Dataset items
━━━━━━━━

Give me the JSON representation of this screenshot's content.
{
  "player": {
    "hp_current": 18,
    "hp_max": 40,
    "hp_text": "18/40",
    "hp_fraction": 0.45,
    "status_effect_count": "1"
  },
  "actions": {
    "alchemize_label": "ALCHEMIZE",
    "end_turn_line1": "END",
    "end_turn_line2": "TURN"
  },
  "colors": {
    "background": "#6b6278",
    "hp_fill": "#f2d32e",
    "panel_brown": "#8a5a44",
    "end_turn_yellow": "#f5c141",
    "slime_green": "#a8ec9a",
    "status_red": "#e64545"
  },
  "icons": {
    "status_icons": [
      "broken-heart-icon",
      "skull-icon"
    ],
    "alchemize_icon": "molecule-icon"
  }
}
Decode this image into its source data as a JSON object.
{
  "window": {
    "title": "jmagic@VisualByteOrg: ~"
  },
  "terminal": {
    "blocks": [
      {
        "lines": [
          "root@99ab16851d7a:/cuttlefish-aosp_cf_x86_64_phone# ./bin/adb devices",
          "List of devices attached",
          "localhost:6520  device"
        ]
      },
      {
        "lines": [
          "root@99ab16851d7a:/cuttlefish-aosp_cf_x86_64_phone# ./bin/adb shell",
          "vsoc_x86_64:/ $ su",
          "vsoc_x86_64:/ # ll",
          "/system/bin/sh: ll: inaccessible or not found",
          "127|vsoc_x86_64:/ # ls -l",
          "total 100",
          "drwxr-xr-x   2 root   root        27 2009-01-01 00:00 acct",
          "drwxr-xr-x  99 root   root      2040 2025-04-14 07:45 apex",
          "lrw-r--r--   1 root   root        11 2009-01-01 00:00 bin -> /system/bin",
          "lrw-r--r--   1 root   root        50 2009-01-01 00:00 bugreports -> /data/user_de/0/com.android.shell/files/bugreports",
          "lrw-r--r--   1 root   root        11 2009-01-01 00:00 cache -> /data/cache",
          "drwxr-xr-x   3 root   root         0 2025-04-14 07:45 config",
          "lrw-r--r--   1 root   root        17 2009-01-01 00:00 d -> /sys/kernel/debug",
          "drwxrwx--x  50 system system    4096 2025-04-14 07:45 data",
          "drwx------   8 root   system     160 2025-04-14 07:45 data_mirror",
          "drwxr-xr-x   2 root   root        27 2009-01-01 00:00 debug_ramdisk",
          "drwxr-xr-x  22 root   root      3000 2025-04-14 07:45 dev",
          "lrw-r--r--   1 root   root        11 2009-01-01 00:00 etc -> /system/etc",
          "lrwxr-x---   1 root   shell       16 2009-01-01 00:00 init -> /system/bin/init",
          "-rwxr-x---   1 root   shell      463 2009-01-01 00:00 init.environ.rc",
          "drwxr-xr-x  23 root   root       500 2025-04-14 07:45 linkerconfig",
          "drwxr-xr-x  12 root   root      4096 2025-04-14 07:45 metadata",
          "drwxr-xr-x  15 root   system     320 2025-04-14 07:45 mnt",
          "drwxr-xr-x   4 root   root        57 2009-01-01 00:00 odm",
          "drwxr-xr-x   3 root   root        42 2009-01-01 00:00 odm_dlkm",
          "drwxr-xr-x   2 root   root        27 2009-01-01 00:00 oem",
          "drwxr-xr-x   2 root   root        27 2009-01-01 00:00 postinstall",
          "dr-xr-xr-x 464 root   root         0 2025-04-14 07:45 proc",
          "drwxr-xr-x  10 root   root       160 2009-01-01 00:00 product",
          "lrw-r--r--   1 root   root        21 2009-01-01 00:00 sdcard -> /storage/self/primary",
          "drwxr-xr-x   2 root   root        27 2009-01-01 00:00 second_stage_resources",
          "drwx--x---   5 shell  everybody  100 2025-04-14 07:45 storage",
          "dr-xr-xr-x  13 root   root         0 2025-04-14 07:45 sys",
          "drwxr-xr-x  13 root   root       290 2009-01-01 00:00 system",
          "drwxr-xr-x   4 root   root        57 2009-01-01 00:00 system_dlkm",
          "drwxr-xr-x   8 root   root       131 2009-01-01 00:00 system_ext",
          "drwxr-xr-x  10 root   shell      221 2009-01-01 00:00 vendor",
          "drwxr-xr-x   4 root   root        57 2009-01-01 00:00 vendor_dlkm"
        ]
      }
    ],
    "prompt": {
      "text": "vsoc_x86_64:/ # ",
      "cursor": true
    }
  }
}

━━━━━━━━

## WHAT YOU HAVE TO DO
Return the whole listing exactly.

## TASK SOLUTION
Give me the JSON representation of this screenshot's content.
{
  "player": {
    "hp_current": 18,
    "hp_max": 40,
    "hp_text": "18/40",
    "hp_fraction": 0.45,
    "status_effect_count": "1"
  },
  "actions": {
    "alchemize_label": "ALCHEMIZE",
    "end_turn_line1": "END",
    "end_turn_line2": "TURN"
  },
  "colors": {
    "background": "#6b6278",
    "hp_fill": "#f2d32e",
    "panel_brown": "#8a5a44",
    "end_turn_yellow": "#f5c141",
    "slime_green": "#a8ec9a",
    "status_red": "#e64545"
  },
  "icons": {
    "status_icons": [
      "broken-heart-icon",
      "skull-icon"
    ],
    "alchemize_icon": "molecule-icon"
  }
}
Decode this image into its source data as a JSON object.
{
  "window": {
    "title": "jmagic@VisualByteOrg: ~"
  },
  "terminal": {
    "blocks": [
      {
        "lines": [
          "root@99ab16851d7a:/cuttlefish-aosp_cf_x86_64_phone# ./bin/adb devices",
          "List of devices attached",
          "localhost:6520  device"
        ]
      },
      {
        "lines": [
          "root@99ab16851d7a:/cuttlefish-aosp_cf_x86_64_phone# ./bin/adb shell",
          "vsoc_x86_64:/ $ su",
          "vsoc_x86_64:/ # ll",
          "/system/bin/sh: ll: inaccessible or not found",
          "127|vsoc_x86_64:/ # ls -l",
          "total 100",
          "drwxr-xr-x   2 root   root        27 2009-01-01 00:00 acct",
          "drwxr-xr-x  99 root   root      2040 2025-04-14 07:45 apex",
          "lrw-r--r--   1 root   root        11 2009-01-01 00:00 bin -> /system/bin",
          "lrw-r--r--   1 root   root        50 2009-01-01 00:00 bugreports -> /data/user_de/0/com.android.shell/files/bugreports",
          "lrw-r--r--   1 root   root        11 2009-01-01 00:00 cache -> /data/cache",
          "drwxr-xr-x   3 root   root         0 2025-04-14 07:45 config",
          "lrw-r--r--   1 root   root        17 2009-01-01 00:00 d -> /sys/kernel/debug",
          "drwxrwx--x  50 system system    4096 2025-04-14 07:45 data",
          "drwx------   8 root   system     160 2025-04-14 07:45 data_mirror",
          "drwxr-xr-x   2 root   root        27 2009-01-01 00:00 debug_ramdisk",
          "drwxr-xr-x  22 root   root      3000 2025-04-14 07:45 dev",
          "lrw-r--r--   1 root   root        11 2009-01-01 00:00 etc -> /system/etc",
          "lrwxr-x---   1 root   shell       16 2009-01-01 00:00 init -> /system/bin/init",
          "-rwxr-x---   1 root   shell      463 2009-01-01 00:00 init.environ.rc",
          "drwxr-xr-x  23 root   root       500 2025-04-14 07:45 linkerconfig",
          "drwxr-xr-x  12 root   root      4096 2025-04-14 07:45 metadata",
          "drwxr-xr-x  15 root   system     320 2025-04-14 07:45 mnt",
          "drwxr-xr-x   4 root   root        57 2009-01-01 00:00 odm",
          "drwxr-xr-x   3 root   root        42 2009-01-01 00:00 odm_dlkm",
          "drwxr-xr-x   2 root   root        27 2009-01-01 00:00 oem",
          "drwxr-xr-x   2 root   root        27 2009-01-01 00:00 postinstall",
          "dr-xr-xr-x 464 root   root         0 2025-04-14 07:45 proc",
          "drwxr-xr-x  10 root   root       160 2009-01-01 00:00 product",
          "lrw-r--r--   1 root   root        21 2009-01-01 00:00 sdcard -> /storage/self/primary",
          "drwxr-xr-x   2 root   root        27 2009-01-01 00:00 second_stage_resources",
          "drwx--x---   5 shell  everybody  100 2025-04-14 07:45 storage",
          "dr-xr-xr-x  13 root   root         0 2025-04-14 07:45 sys",
          "drwxr-xr-x  13 root   root       290 2009-01-01 00:00 system",
          "drwxr-xr-x   4 root   root        57 2009-01-01 00:00 system_dlkm",
          "drwxr-xr-x   8 root   root       131 2009-01-01 00:00 system_ext",
          "drwxr-xr-x  10 root   shell      221 2009-01-01 00:00 vendor",
          "drwxr-xr-x   4 root   root        57 2009-01-01 00:00 vendor_dlkm"
        ]
      }
    ],
    "prompt": {
      "text": "vsoc_x86_64:/ # ",
      "cursor": true
    }
  }
}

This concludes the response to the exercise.